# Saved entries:
===============
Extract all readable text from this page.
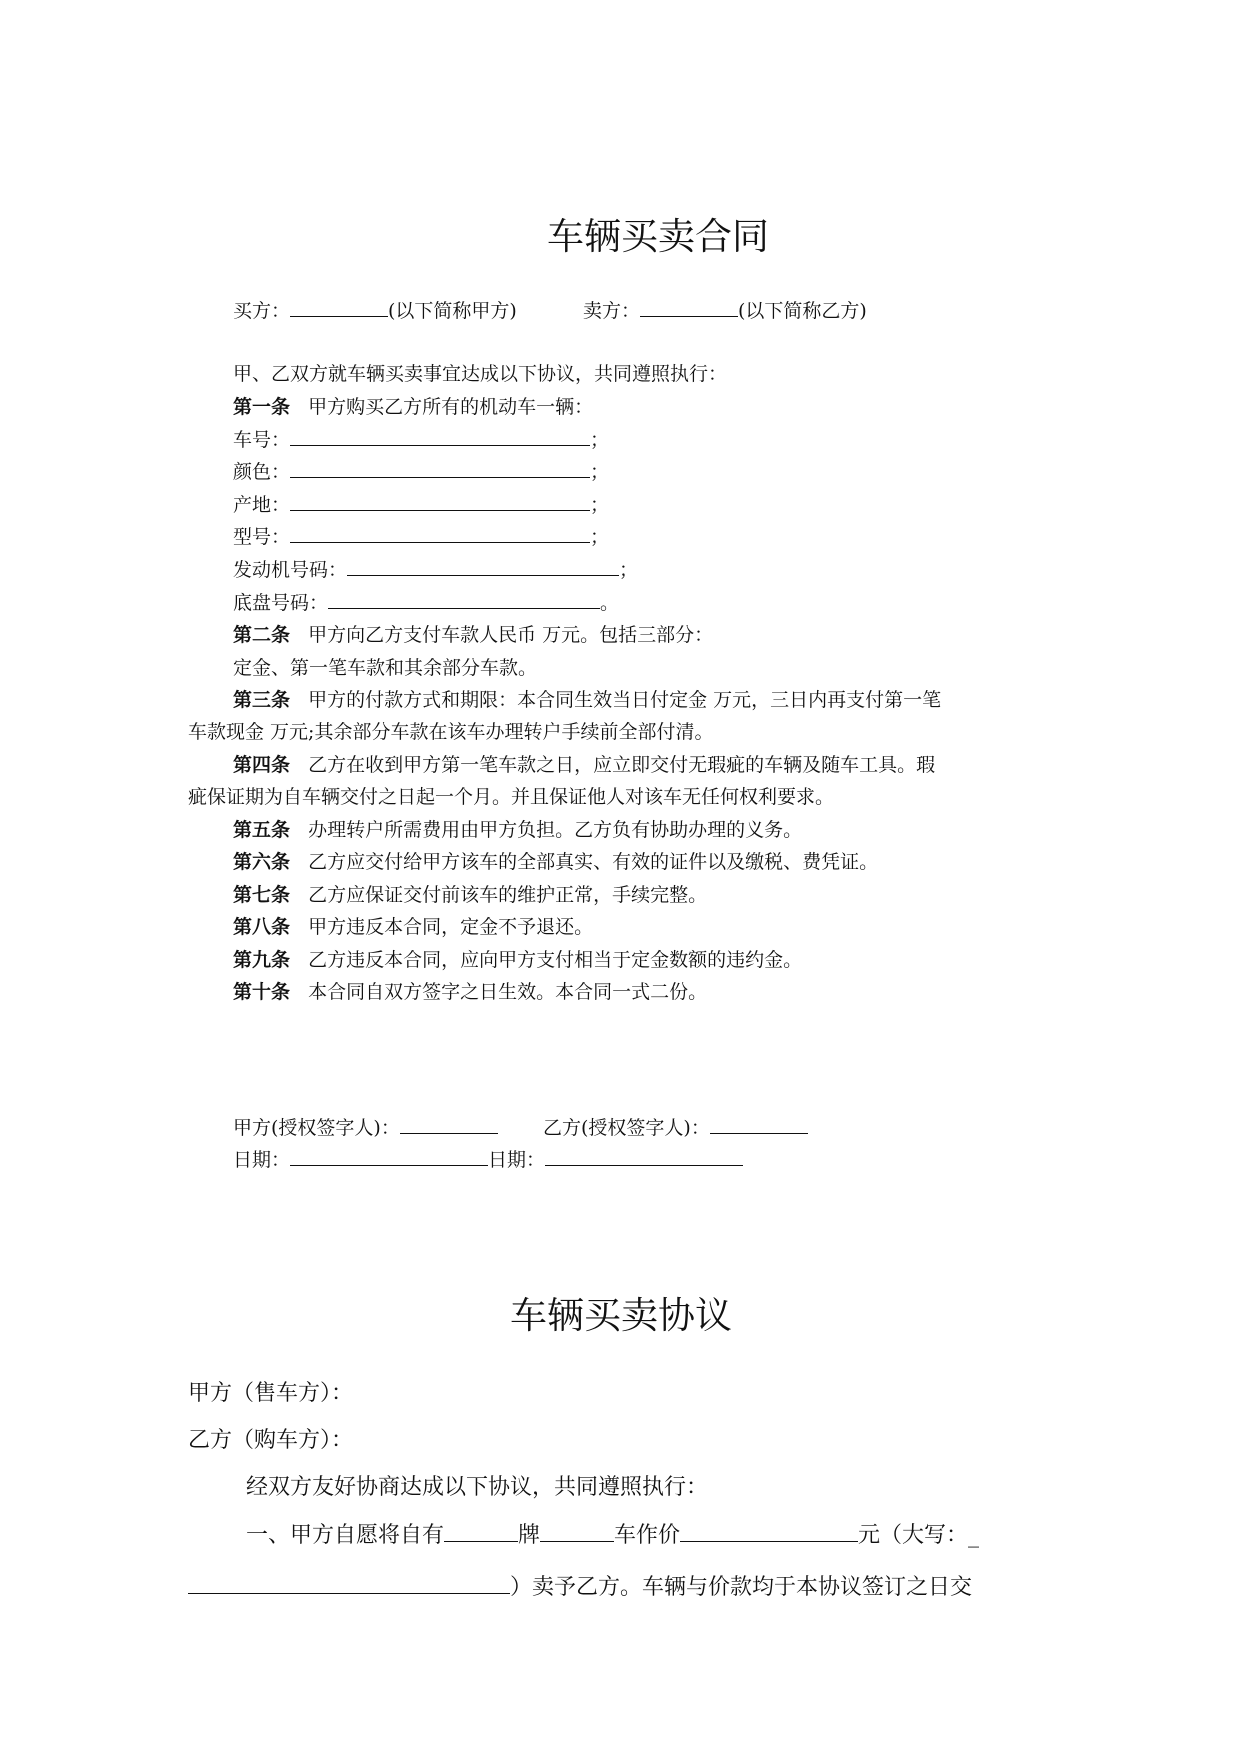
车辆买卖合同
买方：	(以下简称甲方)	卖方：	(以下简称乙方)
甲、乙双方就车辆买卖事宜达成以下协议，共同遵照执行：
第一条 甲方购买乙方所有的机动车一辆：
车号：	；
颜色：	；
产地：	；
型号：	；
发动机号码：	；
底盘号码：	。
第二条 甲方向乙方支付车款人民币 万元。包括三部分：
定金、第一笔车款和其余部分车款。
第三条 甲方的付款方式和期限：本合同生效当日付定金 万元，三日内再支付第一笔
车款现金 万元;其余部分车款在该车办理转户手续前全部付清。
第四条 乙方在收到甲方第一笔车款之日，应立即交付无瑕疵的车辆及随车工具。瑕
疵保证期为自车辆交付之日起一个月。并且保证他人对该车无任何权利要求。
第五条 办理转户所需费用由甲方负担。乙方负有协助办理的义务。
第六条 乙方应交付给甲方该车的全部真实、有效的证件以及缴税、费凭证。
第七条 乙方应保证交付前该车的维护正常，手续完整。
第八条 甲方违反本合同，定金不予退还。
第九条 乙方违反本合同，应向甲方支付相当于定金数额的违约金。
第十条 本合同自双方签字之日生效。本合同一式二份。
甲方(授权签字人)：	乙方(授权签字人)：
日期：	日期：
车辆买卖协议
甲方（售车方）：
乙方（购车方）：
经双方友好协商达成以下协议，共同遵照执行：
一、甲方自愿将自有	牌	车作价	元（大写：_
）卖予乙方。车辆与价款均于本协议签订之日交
===============
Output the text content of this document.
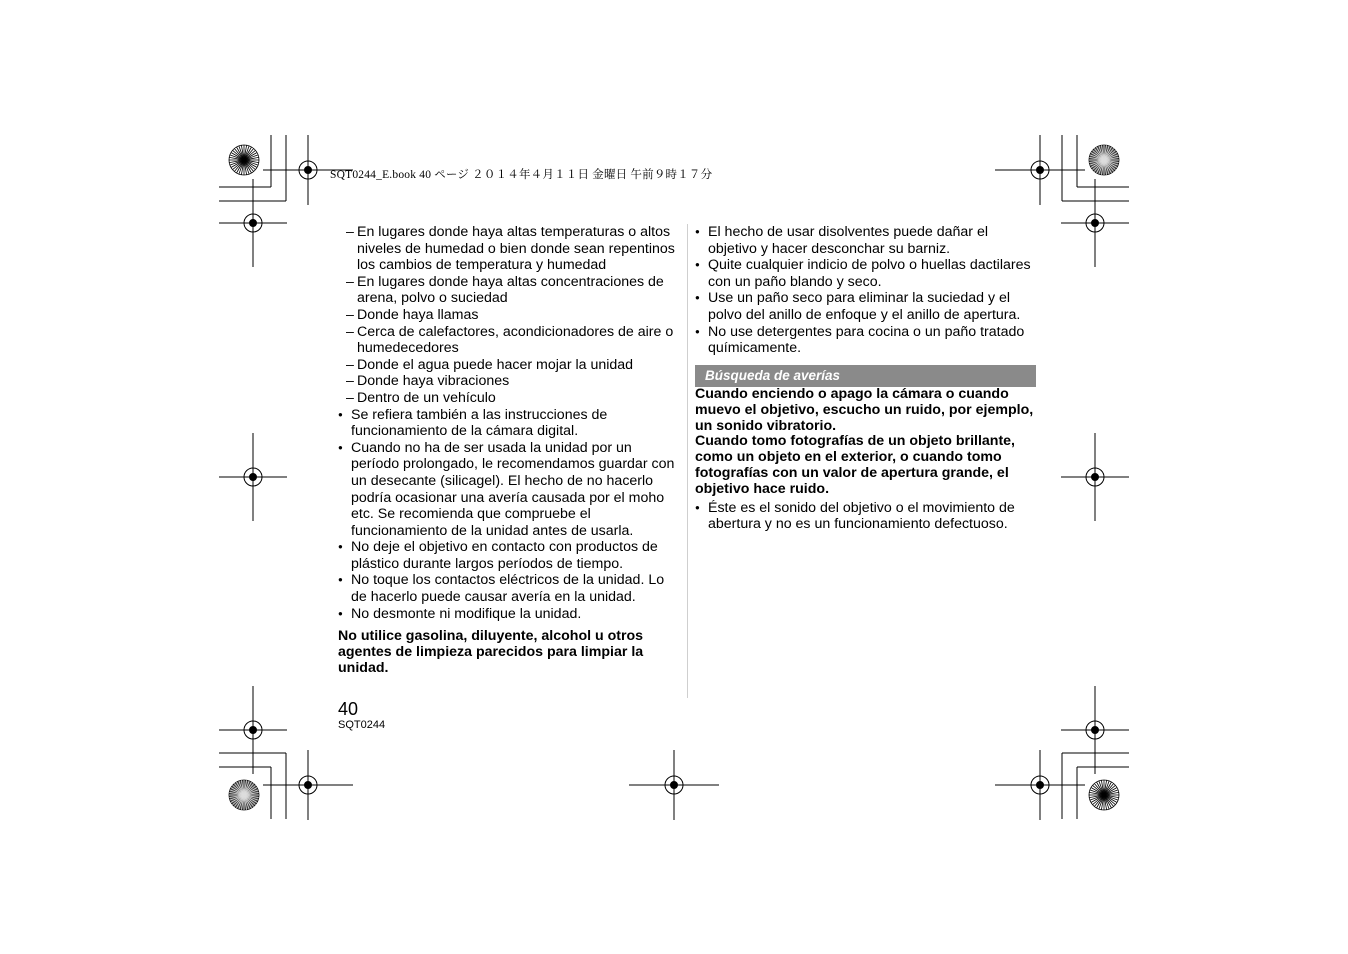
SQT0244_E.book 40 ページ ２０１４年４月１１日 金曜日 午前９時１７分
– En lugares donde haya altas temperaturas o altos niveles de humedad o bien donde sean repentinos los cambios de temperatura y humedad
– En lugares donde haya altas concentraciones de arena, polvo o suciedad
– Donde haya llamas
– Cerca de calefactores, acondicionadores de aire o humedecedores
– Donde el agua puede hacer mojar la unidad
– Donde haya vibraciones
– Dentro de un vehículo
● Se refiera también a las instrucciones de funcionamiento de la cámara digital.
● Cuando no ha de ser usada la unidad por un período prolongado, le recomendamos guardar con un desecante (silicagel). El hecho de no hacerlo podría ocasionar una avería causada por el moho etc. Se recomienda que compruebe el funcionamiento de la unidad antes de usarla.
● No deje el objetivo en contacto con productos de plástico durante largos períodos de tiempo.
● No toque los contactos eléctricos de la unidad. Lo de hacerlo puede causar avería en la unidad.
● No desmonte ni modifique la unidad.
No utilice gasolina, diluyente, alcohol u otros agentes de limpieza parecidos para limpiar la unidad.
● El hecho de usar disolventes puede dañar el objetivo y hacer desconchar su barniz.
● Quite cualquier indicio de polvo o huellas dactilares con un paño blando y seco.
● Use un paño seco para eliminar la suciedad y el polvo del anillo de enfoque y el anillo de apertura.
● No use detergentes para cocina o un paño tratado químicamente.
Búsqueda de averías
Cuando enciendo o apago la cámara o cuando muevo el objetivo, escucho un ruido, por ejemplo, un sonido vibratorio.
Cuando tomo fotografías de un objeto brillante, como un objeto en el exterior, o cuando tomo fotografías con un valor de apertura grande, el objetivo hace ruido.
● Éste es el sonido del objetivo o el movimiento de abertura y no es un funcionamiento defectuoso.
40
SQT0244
===============
Pull every line containing the word "haya" out of the entries above.

# FINAL RESULT:
– En lugares donde haya altas temperaturas o altos niveles de humedad o bien donde sean repentinos los cambios de temperatura y humedad
– En lugares donde haya altas concentraciones de arena, polvo o suciedad
– Donde haya llamas
– Donde haya vibraciones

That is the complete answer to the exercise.